What the task requires: With the pictures left out, copy the listing below exactly.

Material:

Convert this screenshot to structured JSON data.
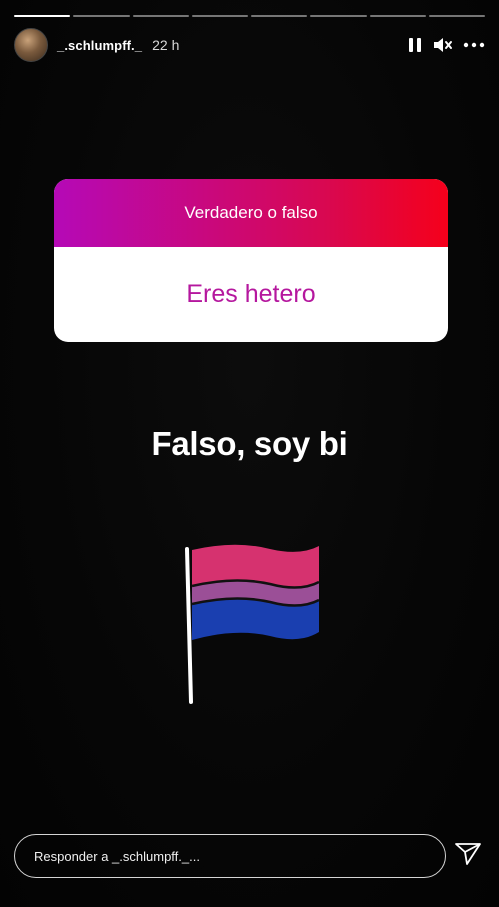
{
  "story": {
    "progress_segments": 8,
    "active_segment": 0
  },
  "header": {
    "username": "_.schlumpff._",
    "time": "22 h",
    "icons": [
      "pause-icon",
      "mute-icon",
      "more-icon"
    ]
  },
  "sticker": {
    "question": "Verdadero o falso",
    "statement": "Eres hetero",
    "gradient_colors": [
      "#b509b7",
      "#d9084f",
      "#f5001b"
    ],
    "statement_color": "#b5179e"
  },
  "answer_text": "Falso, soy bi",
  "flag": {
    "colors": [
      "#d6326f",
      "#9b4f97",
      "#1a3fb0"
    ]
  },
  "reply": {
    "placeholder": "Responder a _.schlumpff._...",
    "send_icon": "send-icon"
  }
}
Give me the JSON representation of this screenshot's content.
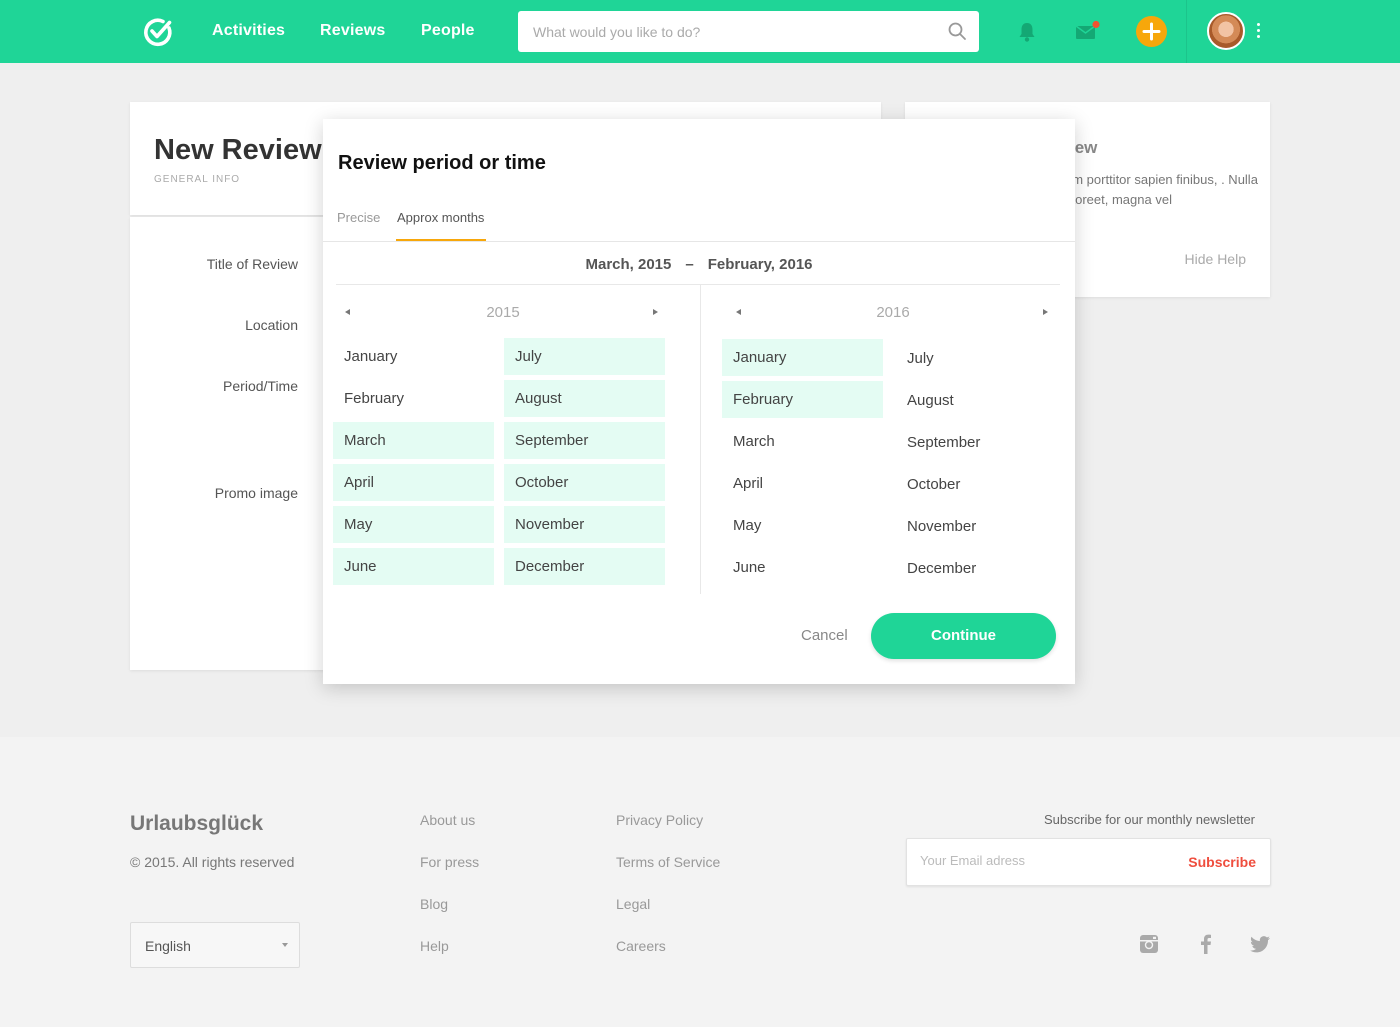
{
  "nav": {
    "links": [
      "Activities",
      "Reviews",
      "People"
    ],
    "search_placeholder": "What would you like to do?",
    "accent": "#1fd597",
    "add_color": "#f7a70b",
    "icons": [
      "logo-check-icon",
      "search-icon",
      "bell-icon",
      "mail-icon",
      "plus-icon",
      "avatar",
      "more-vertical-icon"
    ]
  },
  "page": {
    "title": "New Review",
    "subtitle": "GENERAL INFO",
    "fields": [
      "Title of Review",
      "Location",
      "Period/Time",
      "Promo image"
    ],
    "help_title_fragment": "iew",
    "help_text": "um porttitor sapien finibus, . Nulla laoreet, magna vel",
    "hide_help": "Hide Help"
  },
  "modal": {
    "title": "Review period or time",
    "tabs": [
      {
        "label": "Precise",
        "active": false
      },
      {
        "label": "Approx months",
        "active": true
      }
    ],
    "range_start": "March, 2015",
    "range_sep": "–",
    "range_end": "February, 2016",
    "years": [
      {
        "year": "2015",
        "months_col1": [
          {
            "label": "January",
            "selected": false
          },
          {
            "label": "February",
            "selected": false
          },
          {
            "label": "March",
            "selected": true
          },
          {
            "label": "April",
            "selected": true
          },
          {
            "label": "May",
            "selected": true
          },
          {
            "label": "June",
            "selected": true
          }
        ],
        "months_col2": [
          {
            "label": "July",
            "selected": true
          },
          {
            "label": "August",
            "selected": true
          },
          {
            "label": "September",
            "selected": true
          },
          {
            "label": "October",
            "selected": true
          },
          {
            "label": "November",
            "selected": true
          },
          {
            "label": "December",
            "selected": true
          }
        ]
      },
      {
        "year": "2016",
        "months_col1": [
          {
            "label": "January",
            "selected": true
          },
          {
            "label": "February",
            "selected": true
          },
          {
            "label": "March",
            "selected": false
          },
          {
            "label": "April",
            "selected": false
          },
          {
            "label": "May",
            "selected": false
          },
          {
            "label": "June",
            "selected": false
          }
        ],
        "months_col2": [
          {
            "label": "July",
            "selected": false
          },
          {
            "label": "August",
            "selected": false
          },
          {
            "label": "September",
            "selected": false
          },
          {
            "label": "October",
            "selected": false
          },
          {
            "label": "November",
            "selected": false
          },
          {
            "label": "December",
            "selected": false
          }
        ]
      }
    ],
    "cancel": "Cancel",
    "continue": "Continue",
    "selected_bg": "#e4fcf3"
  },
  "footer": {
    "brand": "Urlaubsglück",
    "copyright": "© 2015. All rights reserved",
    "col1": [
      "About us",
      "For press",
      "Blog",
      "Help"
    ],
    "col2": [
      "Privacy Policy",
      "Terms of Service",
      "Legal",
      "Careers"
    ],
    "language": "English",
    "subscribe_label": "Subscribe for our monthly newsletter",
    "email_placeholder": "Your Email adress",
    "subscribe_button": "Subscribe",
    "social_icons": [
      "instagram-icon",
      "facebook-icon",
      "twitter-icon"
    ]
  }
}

Finished task:
Convert this screenshot to structured JSON data.
{
  "story": {
    "progress_segments": 8,
    "active_segment": 0
  },
  "header": {
    "username": "_.schlumpff._",
    "time": "22 h",
    "icons": [
      "pause-icon",
      "mute-icon",
      "more-icon"
    ]
  },
  "sticker": {
    "question": "Verdadero o falso",
    "statement": "Eres hetero",
    "gradient_colors": [
      "#b509b7",
      "#d9084f",
      "#f5001b"
    ],
    "statement_color": "#b5179e"
  },
  "answer_text": "Falso, soy bi",
  "flag": {
    "colors": [
      "#d6326f",
      "#9b4f97",
      "#1a3fb0"
    ]
  },
  "reply": {
    "placeholder": "Responder a _.schlumpff._...",
    "send_icon": "send-icon"
  }
}
Give me the JSON representation of this screenshot's content.
{
  "nav": {
    "links": [
      "Activities",
      "Reviews",
      "People"
    ],
    "search_placeholder": "What would you like to do?",
    "accent": "#1fd597",
    "add_color": "#f7a70b",
    "icons": [
      "logo-check-icon",
      "search-icon",
      "bell-icon",
      "mail-icon",
      "plus-icon",
      "avatar",
      "more-vertical-icon"
    ]
  },
  "page": {
    "title": "New Review",
    "subtitle": "GENERAL INFO",
    "fields": [
      "Title of Review",
      "Location",
      "Period/Time",
      "Promo image"
    ],
    "help_title_fragment": "iew",
    "help_text": "um porttitor sapien finibus, . Nulla laoreet, magna vel",
    "hide_help": "Hide Help"
  },
  "modal": {
    "title": "Review period or time",
    "tabs": [
      {
        "label": "Precise",
        "active": false
      },
      {
        "label": "Approx months",
        "active": true
      }
    ],
    "range_start": "March, 2015",
    "range_sep": "–",
    "range_end": "February, 2016",
    "years": [
      {
        "year": "2015",
        "months_col1": [
          {
            "label": "January",
            "selected": false
          },
          {
            "label": "February",
            "selected": false
          },
          {
            "label": "March",
            "selected": true
          },
          {
            "label": "April",
            "selected": true
          },
          {
            "label": "May",
            "selected": true
          },
          {
            "label": "June",
            "selected": true
          }
        ],
        "months_col2": [
          {
            "label": "July",
            "selected": true
          },
          {
            "label": "August",
            "selected": true
          },
          {
            "label": "September",
            "selected": true
          },
          {
            "label": "October",
            "selected": true
          },
          {
            "label": "November",
            "selected": true
          },
          {
            "label": "December",
            "selected": true
          }
        ]
      },
      {
        "year": "2016",
        "months_col1": [
          {
            "label": "January",
            "selected": true
          },
          {
            "label": "February",
            "selected": true
          },
          {
            "label": "March",
            "selected": false
          },
          {
            "label": "April",
            "selected": false
          },
          {
            "label": "May",
            "selected": false
          },
          {
            "label": "June",
            "selected": false
          }
        ],
        "months_col2": [
          {
            "label": "July",
            "selected": false
          },
          {
            "label": "August",
            "selected": false
          },
          {
            "label": "September",
            "selected": false
          },
          {
            "label": "October",
            "selected": false
          },
          {
            "label": "November",
            "selected": false
          },
          {
            "label": "December",
            "selected": false
          }
        ]
      }
    ],
    "cancel": "Cancel",
    "continue": "Continue",
    "selected_bg": "#e4fcf3"
  },
  "footer": {
    "brand": "Urlaubsglück",
    "copyright": "© 2015. All rights reserved",
    "col1": [
      "About us",
      "For press",
      "Blog",
      "Help"
    ],
    "col2": [
      "Privacy Policy",
      "Terms of Service",
      "Legal",
      "Careers"
    ],
    "language": "English",
    "subscribe_label": "Subscribe for our monthly newsletter",
    "email_placeholder": "Your Email adress",
    "subscribe_button": "Subscribe",
    "social_icons": [
      "instagram-icon",
      "facebook-icon",
      "twitter-icon"
    ]
  }
}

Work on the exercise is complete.